| Entries |
══════════
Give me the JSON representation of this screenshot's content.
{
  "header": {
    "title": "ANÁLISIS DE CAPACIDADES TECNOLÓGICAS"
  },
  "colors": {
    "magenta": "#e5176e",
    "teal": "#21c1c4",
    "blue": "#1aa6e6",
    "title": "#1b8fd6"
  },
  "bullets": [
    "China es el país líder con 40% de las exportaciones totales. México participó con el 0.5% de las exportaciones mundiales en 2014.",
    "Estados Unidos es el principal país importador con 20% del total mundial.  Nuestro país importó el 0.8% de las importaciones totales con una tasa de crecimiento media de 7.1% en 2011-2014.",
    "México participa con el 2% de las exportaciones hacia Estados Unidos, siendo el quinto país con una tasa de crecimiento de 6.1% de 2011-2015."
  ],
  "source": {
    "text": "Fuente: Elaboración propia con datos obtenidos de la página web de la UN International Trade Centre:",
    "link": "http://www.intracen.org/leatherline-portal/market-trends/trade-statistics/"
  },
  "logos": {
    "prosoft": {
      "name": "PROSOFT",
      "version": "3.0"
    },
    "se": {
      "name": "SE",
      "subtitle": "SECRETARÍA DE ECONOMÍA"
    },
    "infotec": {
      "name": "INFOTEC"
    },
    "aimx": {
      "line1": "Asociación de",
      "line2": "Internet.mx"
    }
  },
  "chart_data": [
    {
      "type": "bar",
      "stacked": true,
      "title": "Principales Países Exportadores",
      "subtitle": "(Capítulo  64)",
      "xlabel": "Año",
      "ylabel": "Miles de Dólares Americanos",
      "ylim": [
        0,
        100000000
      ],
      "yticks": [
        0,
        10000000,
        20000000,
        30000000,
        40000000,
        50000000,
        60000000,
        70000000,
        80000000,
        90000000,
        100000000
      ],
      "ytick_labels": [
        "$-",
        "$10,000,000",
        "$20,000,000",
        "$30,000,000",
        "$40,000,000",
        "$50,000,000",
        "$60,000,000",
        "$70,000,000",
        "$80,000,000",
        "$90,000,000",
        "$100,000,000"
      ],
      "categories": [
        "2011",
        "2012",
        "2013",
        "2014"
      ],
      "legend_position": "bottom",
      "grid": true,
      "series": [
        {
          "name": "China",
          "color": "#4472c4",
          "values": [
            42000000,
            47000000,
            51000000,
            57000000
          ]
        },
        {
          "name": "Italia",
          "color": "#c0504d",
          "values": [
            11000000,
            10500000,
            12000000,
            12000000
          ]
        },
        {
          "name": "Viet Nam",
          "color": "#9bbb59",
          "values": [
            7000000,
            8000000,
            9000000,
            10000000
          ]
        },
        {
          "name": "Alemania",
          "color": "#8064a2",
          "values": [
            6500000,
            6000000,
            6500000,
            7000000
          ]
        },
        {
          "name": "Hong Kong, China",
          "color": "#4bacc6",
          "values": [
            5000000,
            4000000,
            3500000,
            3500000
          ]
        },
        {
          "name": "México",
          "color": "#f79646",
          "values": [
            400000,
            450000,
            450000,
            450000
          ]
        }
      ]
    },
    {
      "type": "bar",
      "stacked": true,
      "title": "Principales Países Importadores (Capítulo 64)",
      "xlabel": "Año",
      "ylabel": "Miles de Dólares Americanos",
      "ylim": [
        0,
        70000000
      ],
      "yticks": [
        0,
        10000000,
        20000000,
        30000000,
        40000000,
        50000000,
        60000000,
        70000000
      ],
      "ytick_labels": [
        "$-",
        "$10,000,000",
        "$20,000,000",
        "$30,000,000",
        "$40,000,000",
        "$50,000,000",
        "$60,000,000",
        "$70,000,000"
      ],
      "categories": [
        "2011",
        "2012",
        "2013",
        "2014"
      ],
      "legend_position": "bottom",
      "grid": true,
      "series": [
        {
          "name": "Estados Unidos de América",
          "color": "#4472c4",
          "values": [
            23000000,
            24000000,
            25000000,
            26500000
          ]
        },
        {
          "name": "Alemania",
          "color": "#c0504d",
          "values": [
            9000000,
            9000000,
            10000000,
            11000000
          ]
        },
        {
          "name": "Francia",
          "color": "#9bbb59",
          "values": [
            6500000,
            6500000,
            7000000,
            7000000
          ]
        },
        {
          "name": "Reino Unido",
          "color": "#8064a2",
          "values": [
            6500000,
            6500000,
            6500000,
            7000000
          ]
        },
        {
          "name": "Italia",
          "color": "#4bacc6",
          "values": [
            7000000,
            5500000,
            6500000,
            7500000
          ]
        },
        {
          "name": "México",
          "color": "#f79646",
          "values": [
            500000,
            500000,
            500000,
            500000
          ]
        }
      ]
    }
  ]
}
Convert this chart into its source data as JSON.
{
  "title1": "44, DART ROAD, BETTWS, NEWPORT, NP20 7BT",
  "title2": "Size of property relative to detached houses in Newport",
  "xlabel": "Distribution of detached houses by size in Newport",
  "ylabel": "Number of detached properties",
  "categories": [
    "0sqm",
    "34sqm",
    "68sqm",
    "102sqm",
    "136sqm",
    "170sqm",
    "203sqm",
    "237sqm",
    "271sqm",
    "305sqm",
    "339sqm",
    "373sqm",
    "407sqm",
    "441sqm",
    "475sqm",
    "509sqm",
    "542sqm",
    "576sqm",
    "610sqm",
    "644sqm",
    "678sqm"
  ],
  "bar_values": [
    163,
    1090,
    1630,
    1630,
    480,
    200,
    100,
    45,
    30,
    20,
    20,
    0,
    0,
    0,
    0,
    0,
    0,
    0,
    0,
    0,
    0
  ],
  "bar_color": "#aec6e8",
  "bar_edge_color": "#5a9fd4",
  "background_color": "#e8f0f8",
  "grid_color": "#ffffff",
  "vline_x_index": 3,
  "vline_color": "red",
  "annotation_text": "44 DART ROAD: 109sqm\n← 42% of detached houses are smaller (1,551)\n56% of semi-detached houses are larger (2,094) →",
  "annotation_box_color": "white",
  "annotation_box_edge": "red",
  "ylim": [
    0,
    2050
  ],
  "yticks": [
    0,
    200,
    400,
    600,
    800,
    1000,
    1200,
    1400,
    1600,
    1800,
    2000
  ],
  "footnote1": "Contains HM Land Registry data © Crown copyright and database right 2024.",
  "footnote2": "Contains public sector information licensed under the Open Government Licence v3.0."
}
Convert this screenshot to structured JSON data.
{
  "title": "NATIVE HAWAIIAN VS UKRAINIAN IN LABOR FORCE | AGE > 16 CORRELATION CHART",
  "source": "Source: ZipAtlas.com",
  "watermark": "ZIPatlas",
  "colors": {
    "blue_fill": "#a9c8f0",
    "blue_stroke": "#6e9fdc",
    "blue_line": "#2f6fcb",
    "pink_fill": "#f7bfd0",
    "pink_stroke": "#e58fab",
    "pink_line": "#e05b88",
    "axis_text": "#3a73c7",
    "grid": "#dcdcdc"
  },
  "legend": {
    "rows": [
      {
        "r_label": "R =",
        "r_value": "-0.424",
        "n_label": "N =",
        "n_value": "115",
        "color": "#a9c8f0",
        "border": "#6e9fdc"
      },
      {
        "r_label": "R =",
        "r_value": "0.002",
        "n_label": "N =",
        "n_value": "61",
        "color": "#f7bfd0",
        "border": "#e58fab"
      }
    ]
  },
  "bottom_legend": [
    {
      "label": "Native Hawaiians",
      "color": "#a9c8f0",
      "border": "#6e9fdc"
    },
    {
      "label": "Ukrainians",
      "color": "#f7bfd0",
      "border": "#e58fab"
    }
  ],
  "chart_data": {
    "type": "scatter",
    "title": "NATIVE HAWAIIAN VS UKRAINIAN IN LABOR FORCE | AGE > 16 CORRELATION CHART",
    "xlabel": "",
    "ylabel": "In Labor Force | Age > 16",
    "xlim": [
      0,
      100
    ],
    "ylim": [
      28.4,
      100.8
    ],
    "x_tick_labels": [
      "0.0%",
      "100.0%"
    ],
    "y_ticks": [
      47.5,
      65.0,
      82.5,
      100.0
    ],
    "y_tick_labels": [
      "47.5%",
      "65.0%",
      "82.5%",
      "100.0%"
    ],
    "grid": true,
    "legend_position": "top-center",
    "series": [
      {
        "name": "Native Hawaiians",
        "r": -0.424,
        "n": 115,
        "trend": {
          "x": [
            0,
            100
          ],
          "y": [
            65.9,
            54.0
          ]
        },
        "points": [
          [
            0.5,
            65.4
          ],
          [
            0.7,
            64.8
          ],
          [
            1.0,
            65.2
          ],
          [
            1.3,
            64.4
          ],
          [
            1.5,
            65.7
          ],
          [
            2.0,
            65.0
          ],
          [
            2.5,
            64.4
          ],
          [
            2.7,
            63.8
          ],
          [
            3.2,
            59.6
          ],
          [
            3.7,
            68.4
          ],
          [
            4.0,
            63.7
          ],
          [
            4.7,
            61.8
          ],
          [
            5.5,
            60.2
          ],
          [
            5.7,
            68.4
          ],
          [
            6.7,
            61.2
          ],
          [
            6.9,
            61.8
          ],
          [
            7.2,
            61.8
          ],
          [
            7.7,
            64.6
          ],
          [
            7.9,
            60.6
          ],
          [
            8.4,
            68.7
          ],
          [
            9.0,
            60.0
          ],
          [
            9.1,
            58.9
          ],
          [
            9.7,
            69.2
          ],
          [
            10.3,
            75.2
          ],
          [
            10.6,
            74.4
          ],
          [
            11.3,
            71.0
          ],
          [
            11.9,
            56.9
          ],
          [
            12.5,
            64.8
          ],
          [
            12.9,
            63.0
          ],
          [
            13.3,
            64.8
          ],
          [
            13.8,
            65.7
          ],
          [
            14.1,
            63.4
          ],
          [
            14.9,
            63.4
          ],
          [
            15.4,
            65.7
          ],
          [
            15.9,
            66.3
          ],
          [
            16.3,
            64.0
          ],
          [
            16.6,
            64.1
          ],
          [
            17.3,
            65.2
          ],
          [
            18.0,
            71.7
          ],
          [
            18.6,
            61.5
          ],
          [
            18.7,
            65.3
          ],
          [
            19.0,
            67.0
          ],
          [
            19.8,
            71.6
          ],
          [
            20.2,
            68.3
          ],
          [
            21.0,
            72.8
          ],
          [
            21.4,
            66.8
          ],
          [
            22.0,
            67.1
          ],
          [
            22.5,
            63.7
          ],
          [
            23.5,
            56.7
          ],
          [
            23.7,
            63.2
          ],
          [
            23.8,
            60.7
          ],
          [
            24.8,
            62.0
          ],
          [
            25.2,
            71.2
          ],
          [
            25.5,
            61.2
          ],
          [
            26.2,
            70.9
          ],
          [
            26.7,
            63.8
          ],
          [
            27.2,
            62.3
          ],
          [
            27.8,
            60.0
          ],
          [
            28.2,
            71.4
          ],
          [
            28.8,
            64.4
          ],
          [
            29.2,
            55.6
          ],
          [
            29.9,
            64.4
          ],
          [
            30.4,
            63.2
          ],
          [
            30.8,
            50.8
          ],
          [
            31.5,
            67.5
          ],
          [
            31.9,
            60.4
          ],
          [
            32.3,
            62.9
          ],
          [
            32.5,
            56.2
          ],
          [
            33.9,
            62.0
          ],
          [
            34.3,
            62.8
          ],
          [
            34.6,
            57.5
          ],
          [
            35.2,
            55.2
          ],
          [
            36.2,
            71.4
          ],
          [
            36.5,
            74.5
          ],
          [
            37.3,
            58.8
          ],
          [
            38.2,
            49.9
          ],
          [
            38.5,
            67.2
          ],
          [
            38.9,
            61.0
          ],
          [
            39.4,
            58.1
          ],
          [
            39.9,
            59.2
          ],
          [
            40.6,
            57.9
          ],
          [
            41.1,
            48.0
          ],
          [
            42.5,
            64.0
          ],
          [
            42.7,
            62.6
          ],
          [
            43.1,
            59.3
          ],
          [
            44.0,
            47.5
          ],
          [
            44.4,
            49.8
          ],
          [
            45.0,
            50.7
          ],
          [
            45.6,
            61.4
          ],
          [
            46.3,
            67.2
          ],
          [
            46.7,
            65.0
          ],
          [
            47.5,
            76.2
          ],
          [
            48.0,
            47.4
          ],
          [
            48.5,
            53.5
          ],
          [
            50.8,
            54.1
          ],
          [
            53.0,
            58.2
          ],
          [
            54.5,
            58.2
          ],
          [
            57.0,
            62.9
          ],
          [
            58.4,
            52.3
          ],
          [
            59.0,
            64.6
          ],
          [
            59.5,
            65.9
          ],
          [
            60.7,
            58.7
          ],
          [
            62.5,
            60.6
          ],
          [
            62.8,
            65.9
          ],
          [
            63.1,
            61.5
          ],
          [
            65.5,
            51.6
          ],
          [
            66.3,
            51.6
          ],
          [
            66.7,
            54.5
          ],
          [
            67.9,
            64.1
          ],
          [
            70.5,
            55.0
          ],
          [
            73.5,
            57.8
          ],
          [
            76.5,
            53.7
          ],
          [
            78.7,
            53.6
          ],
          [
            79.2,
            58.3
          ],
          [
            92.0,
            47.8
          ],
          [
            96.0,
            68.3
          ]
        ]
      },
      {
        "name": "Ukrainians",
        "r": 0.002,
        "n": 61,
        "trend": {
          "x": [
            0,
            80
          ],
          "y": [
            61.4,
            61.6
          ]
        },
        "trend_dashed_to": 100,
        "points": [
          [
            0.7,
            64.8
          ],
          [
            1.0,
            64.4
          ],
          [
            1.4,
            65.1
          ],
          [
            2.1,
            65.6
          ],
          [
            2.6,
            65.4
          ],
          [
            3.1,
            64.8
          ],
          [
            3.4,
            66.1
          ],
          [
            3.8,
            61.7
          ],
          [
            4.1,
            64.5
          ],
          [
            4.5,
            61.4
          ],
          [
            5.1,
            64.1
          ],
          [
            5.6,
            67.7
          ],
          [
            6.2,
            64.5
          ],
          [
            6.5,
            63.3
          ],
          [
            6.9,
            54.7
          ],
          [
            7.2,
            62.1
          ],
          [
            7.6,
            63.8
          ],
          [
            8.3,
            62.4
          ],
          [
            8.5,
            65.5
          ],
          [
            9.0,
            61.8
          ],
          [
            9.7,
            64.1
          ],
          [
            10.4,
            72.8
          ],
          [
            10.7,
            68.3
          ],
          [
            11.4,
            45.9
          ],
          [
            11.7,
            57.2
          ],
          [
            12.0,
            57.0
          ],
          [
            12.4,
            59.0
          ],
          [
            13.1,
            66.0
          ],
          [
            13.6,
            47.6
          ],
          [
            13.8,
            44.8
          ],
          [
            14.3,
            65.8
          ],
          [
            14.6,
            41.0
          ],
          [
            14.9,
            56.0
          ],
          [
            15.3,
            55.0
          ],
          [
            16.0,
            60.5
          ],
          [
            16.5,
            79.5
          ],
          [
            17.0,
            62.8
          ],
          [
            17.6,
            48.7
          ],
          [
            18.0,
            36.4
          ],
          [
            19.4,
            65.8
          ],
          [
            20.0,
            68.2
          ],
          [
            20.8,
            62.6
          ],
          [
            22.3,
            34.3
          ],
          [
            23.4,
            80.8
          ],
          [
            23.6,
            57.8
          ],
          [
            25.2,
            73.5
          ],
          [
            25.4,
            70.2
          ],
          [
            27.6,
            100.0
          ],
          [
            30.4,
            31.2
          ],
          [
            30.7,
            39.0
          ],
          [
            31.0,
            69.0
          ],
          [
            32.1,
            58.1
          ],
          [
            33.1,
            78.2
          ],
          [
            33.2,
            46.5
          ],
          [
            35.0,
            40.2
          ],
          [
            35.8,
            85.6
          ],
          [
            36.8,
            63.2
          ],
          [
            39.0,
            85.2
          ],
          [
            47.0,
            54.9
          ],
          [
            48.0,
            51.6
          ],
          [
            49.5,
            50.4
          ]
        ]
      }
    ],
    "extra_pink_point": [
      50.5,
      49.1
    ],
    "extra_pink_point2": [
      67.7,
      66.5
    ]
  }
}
══════════
| Instructions to follow |
Find every line in the records above that contains the word "Capítulo", and copy each one.

| Output |
      "subtitle": "(Capítulo  64)",
      "title": "Principales Países Importadores (Capítulo 64)",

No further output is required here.